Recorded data
+ + +
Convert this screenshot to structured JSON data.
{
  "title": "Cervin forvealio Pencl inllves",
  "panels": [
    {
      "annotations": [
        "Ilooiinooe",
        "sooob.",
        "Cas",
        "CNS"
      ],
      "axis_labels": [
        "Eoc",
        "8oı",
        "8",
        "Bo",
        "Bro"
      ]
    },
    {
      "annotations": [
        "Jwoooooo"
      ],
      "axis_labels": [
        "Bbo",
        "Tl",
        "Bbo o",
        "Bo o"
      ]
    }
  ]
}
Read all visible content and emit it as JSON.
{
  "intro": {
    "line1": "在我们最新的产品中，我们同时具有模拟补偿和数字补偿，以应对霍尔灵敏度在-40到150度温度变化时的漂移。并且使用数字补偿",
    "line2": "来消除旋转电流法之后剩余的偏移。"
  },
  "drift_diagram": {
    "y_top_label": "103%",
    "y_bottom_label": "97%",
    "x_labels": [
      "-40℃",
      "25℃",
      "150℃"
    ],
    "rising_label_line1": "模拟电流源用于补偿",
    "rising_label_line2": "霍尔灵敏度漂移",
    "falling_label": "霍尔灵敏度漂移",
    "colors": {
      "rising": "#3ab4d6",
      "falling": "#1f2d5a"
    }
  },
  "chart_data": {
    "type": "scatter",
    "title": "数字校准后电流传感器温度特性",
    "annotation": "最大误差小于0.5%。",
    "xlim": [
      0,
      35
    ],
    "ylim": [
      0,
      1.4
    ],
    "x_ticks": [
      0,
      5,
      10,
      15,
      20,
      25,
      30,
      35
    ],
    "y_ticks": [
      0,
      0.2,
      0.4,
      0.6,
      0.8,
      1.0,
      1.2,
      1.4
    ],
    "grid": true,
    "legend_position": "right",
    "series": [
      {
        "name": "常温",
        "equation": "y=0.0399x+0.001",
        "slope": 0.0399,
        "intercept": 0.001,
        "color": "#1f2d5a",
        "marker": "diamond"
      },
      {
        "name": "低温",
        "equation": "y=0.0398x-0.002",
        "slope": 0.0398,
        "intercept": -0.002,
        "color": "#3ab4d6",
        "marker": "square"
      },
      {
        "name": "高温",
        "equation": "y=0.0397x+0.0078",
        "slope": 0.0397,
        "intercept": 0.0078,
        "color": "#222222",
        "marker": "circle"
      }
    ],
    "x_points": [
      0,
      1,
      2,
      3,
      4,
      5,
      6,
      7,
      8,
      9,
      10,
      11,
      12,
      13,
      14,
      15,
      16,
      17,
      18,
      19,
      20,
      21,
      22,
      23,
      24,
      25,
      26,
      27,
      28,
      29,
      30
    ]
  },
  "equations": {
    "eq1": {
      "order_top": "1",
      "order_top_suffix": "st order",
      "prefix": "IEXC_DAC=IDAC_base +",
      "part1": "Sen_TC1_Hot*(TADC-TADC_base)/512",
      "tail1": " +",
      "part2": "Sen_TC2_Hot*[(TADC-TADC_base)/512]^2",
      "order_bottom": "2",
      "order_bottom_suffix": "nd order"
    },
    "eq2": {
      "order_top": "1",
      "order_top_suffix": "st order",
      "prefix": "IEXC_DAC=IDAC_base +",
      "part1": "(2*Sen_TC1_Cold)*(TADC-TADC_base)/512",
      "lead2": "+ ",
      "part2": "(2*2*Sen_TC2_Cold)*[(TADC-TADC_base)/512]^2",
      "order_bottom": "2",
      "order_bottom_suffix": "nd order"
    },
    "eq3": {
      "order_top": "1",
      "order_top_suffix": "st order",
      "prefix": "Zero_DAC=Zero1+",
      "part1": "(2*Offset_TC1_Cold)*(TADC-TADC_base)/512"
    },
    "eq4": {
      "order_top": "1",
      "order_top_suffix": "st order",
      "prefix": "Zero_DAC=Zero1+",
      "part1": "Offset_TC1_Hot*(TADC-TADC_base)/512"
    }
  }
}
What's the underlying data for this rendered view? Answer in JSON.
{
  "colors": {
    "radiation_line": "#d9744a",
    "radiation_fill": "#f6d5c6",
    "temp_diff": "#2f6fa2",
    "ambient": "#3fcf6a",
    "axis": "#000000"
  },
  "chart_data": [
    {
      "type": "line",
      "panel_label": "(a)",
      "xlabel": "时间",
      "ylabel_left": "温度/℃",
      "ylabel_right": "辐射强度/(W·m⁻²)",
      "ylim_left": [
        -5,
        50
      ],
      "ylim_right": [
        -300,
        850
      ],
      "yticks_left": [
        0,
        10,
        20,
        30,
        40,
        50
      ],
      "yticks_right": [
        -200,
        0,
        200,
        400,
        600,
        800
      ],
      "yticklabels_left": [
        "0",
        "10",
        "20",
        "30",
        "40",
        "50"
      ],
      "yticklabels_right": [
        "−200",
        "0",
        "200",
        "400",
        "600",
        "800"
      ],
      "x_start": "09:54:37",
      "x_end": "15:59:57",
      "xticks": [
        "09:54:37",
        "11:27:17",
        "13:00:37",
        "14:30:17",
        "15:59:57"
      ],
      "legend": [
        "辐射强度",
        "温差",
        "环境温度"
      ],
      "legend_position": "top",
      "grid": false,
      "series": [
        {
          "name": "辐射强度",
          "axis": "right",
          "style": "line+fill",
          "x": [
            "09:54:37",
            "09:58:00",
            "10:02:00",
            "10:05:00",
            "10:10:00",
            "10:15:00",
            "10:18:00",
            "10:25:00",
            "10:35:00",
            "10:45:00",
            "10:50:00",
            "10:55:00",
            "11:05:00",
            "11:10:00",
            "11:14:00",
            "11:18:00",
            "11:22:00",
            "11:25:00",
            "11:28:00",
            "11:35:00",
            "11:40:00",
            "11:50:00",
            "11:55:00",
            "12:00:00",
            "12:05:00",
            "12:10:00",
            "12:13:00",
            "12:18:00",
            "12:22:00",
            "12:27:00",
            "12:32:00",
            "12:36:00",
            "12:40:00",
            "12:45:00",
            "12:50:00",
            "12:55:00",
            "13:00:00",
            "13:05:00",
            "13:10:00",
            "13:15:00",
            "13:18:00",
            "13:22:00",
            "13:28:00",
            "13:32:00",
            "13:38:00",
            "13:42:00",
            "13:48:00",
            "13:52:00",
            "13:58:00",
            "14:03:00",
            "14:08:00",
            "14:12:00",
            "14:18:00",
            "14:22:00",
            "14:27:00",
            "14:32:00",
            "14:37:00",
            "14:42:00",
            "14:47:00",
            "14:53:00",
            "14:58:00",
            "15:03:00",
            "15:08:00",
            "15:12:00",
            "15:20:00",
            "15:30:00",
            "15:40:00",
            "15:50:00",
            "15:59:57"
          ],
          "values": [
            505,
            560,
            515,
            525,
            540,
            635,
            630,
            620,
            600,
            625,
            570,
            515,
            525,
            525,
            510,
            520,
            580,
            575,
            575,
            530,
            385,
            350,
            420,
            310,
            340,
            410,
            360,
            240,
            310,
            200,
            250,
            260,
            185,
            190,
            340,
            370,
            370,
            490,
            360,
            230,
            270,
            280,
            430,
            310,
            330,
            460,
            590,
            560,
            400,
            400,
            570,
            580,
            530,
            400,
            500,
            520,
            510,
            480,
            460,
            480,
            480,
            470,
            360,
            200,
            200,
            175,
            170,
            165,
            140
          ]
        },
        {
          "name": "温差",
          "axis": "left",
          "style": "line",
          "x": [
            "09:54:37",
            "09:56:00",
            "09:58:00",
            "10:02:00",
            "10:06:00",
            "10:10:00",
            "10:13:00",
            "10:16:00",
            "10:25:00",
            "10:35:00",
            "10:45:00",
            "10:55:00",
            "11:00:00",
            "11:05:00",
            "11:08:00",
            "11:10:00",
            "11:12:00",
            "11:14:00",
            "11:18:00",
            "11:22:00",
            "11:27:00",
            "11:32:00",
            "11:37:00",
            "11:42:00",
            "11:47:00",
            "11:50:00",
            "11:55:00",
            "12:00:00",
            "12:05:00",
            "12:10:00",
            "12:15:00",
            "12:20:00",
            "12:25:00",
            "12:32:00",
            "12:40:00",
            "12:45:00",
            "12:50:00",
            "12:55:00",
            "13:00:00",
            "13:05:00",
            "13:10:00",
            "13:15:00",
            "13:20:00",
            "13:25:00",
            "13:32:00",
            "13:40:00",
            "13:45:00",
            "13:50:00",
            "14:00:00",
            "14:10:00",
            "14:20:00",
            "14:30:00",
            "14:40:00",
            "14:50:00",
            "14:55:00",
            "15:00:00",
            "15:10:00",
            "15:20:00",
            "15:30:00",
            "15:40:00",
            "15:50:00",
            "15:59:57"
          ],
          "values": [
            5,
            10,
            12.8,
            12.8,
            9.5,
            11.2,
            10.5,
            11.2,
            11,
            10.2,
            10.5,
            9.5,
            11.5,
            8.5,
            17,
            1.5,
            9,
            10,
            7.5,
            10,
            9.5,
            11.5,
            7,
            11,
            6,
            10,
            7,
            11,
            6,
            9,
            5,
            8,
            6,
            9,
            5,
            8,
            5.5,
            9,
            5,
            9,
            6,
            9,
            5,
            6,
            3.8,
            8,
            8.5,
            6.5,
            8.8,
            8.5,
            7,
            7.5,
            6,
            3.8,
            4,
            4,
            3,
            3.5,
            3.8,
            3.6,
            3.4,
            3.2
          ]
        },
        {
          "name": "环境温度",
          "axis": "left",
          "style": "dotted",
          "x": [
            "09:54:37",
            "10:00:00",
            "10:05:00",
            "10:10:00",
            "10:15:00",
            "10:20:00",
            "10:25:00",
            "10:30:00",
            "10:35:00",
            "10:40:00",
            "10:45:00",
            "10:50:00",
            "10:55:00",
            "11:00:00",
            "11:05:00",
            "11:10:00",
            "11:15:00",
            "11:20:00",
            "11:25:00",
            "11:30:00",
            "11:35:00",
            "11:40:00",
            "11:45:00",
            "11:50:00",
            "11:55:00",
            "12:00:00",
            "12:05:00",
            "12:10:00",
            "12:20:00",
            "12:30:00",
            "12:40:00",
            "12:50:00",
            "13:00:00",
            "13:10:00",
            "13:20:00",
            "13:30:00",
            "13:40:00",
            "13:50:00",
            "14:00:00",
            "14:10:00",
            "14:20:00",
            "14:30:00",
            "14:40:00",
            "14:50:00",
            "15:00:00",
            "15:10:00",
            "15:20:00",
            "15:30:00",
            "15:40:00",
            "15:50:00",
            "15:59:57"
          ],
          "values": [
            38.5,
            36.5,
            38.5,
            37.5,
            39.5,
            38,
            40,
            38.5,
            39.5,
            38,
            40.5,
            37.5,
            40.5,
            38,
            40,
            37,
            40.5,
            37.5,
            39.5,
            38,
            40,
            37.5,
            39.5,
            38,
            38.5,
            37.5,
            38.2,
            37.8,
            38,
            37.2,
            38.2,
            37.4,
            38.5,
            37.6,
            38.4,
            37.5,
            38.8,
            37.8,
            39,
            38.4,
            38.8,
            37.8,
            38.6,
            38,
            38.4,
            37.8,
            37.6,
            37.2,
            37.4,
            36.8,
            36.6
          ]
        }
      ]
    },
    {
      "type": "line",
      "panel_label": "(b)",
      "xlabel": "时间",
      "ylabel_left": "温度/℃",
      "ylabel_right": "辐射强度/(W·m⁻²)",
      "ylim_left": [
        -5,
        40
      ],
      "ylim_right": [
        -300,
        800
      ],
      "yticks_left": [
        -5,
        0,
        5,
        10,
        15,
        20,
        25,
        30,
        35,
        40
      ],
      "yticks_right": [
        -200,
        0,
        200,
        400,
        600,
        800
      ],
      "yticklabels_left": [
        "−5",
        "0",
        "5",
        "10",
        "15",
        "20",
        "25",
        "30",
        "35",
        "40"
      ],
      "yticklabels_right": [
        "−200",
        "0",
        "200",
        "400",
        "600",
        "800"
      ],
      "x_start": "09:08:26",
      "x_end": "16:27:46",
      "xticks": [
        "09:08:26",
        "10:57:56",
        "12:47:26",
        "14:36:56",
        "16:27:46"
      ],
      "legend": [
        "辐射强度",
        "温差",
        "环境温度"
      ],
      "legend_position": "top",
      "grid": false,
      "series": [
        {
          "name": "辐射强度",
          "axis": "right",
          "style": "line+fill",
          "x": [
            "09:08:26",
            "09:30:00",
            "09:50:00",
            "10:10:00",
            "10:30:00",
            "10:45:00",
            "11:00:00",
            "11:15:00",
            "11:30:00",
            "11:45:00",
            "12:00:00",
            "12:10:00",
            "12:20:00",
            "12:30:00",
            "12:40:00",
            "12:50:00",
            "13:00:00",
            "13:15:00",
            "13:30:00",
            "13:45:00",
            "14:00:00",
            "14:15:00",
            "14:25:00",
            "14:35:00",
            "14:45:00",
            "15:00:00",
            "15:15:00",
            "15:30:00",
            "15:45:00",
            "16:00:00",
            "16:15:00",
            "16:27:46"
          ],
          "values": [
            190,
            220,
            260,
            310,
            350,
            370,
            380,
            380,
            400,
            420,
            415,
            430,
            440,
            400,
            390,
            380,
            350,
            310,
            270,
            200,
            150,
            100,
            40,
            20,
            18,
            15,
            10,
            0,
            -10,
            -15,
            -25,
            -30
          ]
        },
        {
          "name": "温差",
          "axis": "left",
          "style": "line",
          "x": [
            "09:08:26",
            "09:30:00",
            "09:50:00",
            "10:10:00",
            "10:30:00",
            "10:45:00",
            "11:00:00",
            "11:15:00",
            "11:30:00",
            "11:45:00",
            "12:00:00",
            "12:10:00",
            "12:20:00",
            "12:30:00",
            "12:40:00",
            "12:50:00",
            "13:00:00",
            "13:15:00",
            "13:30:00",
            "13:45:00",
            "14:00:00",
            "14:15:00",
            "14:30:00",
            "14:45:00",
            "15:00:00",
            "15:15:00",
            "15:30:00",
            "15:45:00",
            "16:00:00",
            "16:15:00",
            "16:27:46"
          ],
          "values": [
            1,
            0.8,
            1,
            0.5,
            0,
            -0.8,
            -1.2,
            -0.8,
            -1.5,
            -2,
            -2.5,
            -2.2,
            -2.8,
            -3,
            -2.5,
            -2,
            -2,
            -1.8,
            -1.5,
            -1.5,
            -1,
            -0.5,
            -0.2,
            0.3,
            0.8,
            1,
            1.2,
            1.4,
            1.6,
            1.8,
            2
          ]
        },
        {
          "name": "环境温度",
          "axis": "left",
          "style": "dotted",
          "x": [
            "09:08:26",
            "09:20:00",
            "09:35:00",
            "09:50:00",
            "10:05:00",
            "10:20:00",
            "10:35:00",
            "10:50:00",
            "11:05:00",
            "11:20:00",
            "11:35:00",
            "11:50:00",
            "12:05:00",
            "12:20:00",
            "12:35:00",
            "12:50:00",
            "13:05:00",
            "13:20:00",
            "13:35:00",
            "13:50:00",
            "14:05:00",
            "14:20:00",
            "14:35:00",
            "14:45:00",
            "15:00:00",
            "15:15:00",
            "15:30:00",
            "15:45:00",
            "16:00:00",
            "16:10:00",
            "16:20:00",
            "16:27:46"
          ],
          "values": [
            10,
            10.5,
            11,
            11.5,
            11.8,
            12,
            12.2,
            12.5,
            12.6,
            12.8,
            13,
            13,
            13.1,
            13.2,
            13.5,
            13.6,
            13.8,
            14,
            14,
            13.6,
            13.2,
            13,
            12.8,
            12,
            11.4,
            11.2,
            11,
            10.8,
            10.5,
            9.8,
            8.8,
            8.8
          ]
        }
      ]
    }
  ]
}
+ + +
Task to carry out: From the listing, copy every line where the string "title" appears.

Task solution:
  "title": "Cervin forvealio Pencl inllves",
    "title": "数字校准后电流传感器温度特性",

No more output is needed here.